EXERCISE INSTRUCTIONS: Gather from the material every line that contains the string "содержащих".

SUPPLIED ENTRIES:
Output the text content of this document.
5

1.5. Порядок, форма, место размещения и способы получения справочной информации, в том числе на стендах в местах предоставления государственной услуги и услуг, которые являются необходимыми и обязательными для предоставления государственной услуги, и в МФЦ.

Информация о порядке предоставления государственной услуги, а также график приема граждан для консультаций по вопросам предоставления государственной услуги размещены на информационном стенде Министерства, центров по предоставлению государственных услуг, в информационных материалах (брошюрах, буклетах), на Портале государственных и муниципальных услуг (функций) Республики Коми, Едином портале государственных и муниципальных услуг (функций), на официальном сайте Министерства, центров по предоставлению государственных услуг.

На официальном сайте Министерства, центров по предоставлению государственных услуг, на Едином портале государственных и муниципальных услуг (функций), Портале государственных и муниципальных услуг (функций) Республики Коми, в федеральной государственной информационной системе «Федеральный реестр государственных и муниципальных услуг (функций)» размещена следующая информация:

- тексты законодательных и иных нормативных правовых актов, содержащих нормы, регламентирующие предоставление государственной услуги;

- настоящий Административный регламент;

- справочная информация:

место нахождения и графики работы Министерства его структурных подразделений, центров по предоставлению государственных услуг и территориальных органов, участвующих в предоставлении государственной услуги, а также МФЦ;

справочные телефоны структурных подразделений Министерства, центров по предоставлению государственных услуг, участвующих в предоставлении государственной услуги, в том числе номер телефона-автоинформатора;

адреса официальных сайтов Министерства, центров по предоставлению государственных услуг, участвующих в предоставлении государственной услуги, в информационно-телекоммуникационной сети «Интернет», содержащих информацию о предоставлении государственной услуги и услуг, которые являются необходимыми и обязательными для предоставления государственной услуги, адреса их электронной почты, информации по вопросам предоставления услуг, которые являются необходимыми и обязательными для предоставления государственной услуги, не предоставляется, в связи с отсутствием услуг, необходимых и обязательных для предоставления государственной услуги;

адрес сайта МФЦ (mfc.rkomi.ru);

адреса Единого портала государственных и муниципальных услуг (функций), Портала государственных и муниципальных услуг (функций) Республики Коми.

RIGHT ANSWER:
- тексты законодательных и иных нормативных правовых актов, содержащих нормы, регламентирующие предоставление государственной услуги;
адреса официальных сайтов Министерства, центров по предоставлению государственных услуг, участвующих в предоставлении государственной услуги, в информационно-телекоммуникационной сети «Интернет», содержащих информацию о предоставлении государственной услуги и услуг, которые являются необходимыми и обязательными для предоставления государственной услуги, адреса их электронной почты, информации по вопросам предоставления услуг, которые являются необходимыми и обязательными для предоставления государственной услуги, не предоставляется, в связи с отсутствием услуг, необходимых и обязательных для предоставления государственной услуги;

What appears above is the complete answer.